++++ RECORDS TO USE

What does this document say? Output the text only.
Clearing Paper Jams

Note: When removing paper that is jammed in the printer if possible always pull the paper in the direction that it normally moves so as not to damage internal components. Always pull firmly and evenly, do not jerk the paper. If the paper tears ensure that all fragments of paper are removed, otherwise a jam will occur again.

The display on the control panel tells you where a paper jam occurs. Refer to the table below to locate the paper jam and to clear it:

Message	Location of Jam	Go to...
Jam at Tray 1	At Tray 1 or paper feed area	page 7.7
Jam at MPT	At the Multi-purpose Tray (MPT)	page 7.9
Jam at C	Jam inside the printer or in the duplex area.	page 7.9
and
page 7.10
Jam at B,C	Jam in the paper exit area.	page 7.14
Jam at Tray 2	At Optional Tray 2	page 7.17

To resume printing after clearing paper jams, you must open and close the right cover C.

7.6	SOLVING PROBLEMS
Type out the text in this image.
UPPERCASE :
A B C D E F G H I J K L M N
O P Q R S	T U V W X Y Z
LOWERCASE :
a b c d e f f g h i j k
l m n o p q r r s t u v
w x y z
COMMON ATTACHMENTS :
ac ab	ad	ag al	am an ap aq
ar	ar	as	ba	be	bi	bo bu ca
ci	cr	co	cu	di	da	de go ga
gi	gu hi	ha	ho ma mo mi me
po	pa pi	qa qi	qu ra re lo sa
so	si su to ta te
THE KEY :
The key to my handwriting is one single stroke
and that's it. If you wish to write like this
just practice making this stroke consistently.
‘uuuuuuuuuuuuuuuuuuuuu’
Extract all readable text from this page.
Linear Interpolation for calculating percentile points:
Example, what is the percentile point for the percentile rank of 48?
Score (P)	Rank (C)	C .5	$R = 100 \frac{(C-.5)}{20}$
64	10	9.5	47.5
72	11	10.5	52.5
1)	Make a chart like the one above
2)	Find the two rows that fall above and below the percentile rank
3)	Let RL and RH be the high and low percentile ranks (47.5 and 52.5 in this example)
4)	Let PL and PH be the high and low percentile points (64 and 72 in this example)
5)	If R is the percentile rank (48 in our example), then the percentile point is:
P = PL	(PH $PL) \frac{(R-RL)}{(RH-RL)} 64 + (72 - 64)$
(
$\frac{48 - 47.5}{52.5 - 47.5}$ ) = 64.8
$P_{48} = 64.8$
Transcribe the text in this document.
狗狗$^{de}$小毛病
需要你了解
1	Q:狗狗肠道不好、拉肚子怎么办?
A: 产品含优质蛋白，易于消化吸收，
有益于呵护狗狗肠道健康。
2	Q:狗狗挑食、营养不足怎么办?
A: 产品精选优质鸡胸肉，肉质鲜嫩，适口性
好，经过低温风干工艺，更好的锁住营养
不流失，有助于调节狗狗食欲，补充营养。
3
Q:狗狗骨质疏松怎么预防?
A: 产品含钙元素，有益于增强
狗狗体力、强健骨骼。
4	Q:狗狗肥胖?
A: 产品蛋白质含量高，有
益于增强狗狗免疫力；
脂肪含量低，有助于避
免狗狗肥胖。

++++++++

• **TASK OBJECTIVE**
Identify each line holding the string "frac", and copy it out.

• **TASK SOLUTION**
Score (P)	Rank (C)	C .5	$R = 100 \frac{(C-.5)}{20}$
P = PL	(PH $PL) \frac{(R-RL)}{(RH-RL)} 64 + (72 - 64)$
$\frac{48 - 47.5}{52.5 - 47.5}$ ) = 64.8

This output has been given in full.